READING TEXT:
- - - - - - -

Figure 1.2 presents the declaration of the processor state, which consists of the program counter \texttt{pc}, the instruction memory \texttt{im}, the register file \texttt{rf}, and two queues, \texttt{iq} and \texttt{rq}. Lines 4 and 5 declare the state as a set of state variables; lines 1 through 3 contain the type declarations for these variables. The type declarations include a 3 bit register name type \texttt{reg}, an 8 bit integer type \texttt{val}, an 8 bit integer type \texttt{loc} which represents the locations of instructions in the instruction memory, an instruction type \texttt{ins}, and a type \texttt{irf} for instructions whose register operands have been fetched from the register file. The instruction type is a tagged union type, similar to those found in ML [Milner et al., 1990]
and Haskell [Hudak et al., 1992]. Each instruction can be either an INC instruction, which increments the value in its single register argument, or a JRZ instruction, which tests the value in its register argument and, if the value is zero, jumps to the location in its location argument.

1 type reg = int(3), val = int(8), loc = int(8);
2 type ins = <INC reg> | <JRZ reg loc>;
3 type irf = <INC reg val> | <JRZ val loc>;
4 var pc : loc, im : ins[N], rf : val[8];
5 var iq = queue(ins), rq = queue(irf);

Figure 1.2 State Variables and Type Declarations for Example

2.2 QUEUES

Queues provide buffered, first-in, first-out connections between modules. There are several operations that modules can perform on a queue q:

- **head(q)**: Retrieves the first element in the queue.
- **tail(q)**: The rest of the queue q after the first element. Usually used to specify the new value of the queue after removing the first element.
- **insert(q,e)**: The queue q after inserting the element e at the tail of the queue q. Usually used to specify the new value of the queue after inserting a new element.
- **notin(q,e)**: Tests if the element e is not in the queue q.

Our specification models the pipeline buffers iq and rq in our example as queues.

2.3 UPDATE RULES

Figure 1.3 presents the code that implements the modules in our example. There are three modules, one for each pipeline stage. Each module is implemented by a set of update rules. Each rule has an enabling condition and a set of updates to the state. When the enabling condition evaluates to true, the rule is enabled and can execute, in which case its updates are atomically applied to the state. Conceptually, the execution of the system repeatedly chooses an enabled rule and executes it.
This is a standard model of asynchronous execution found, for example, in systems such as Unity [Chandy and Misra, 1988] and term rewriting systems [Baader and Nipkow, 1998].

// Instruction Fetch Stage
1: if true then iq = insert(iq,im[pc]); pc = pc+1;

// Register Operand Fetch Stage
2: if <INC r> = head(iq) and notin(rq, <INC r _>) then
   iq = tail(iq); rq = insert(rq, <INC r rf[r]>);
3: if <JRZ r l> = head(iq) and notin(rq, <INC r _>) then
   iq = tail(iq); rq = insert(rq, <INC rf[r] l>);

// Compute and Writeback Stage
4: if <INC r v> = head(rq) then
   rf = rf[r->v+1]; rq = tail(rq);
5: if <JRZ v l> = head(rq) and v = 0 then
   pc = l; iq = nil; rq = nil;
6: if <JRZ v l> = head(rq) and !(v = 0) then
   rq = tail(rq);

Figure 1.3 Update Rules for Example

We illustrate the execution of the system by going through the set of rules. The condition for the instruction fetch rule, rule 1, is true, which means that it is always enabled. When it executes, it fetches an instruction from the instruction memory and inserts it into the instruction queue iq. It also increments the program counter pc to set up the next fetch.

- - - - - - -

WORK TO COMPLETE:
1. In the pipeline specification text, write out everything from "- **head(q)**: Retrieves" down to "in the queue q.".
2. According to the pipeline specification text, what is the bit width of the register name type reg?

INFORMATION SHOWN:
- - - - - - -

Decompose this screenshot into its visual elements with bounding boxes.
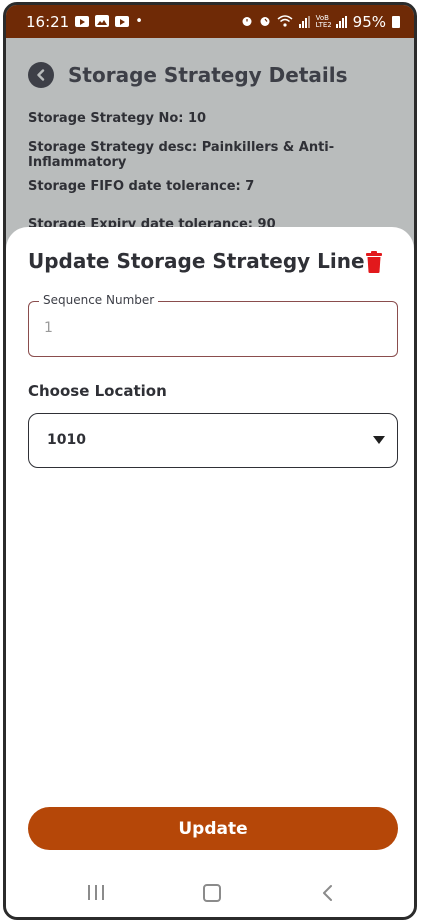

- - - - - - -

IN RESPONSE:
1.
- **head(q)**: Retrieves the first element in the queue.
- **tail(q)**: The rest of the queue q after the first element. Usually used to specify the new value of the queue after removing the first element.
- **insert(q,e)**: The queue q after inserting the element e at the tail of the queue q. Usually used to specify the new value of the queue after inserting a new element.
- **notin(q,e)**: Tests if the element e is not in the queue q.

2. 3 bits